◆ EXERCISE TASK
The listing below must be repeated word for word, with its images excluded.

◆ MATERIAL SHOWN

++++++++

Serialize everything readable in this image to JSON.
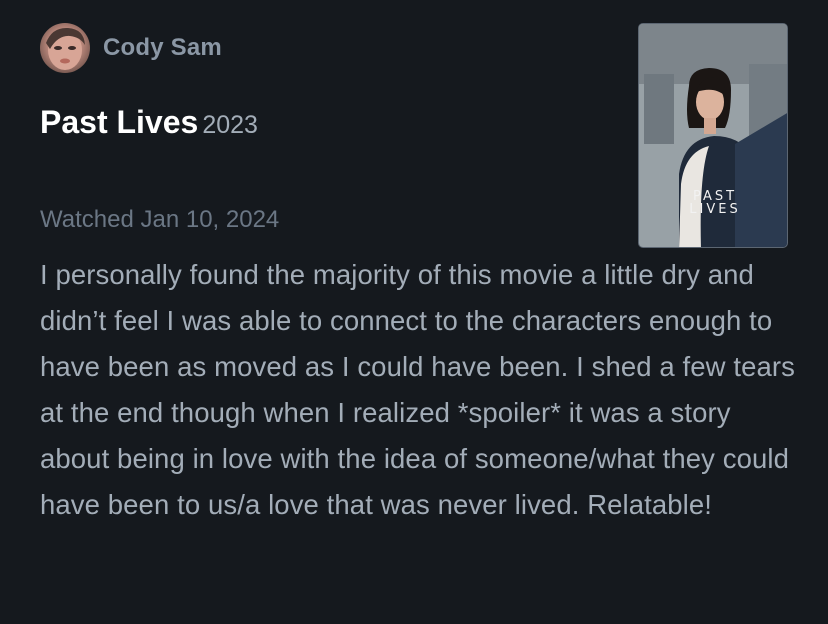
{
  "author": {
    "name": "Cody Sam",
    "avatar_icon": "user-avatar-icon"
  },
  "film": {
    "title": "Past Lives",
    "year": "2023",
    "poster_title_line1": "PAST",
    "poster_title_line2": "LIVES"
  },
  "review": {
    "watched": "Watched Jan 10, 2024",
    "body": "I personally found the majority of this movie a little dry and didn’t feel I was able to connect to the characters enough to have been as moved as I could have been. I shed a few tears at the end though when I realized *spoiler* it was a story about being in love with the idea of someone/what they could have been to us/a love that was never lived. Relatable!"
  },
  "colors": {
    "background": "#15191e",
    "author_name": "#8b97a5",
    "title": "#ffffff",
    "body_text": "#a3adb8",
    "watched_text": "#6b7785"
  }
}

++++++++

◆ REPLY TO THE TASK
Serialize everything readable in this image to JSON.
{
  "author": {
    "name": "Cody Sam",
    "avatar_icon": "user-avatar-icon"
  },
  "film": {
    "title": "Past Lives",
    "year": "2023",
    "poster_title_line1": "PAST",
    "poster_title_line2": "LIVES"
  },
  "review": {
    "watched": "Watched Jan 10, 2024",
    "body": "I personally found the majority of this movie a little dry and didn’t feel I was able to connect to the characters enough to have been as moved as I could have been. I shed a few tears at the end though when I realized *spoiler* it was a story about being in love with the idea of someone/what they could have been to us/a love that was never lived. Relatable!"
  },
  "colors": {
    "background": "#15191e",
    "author_name": "#8b97a5",
    "title": "#ffffff",
    "body_text": "#a3adb8",
    "watched_text": "#6b7785"
  }
}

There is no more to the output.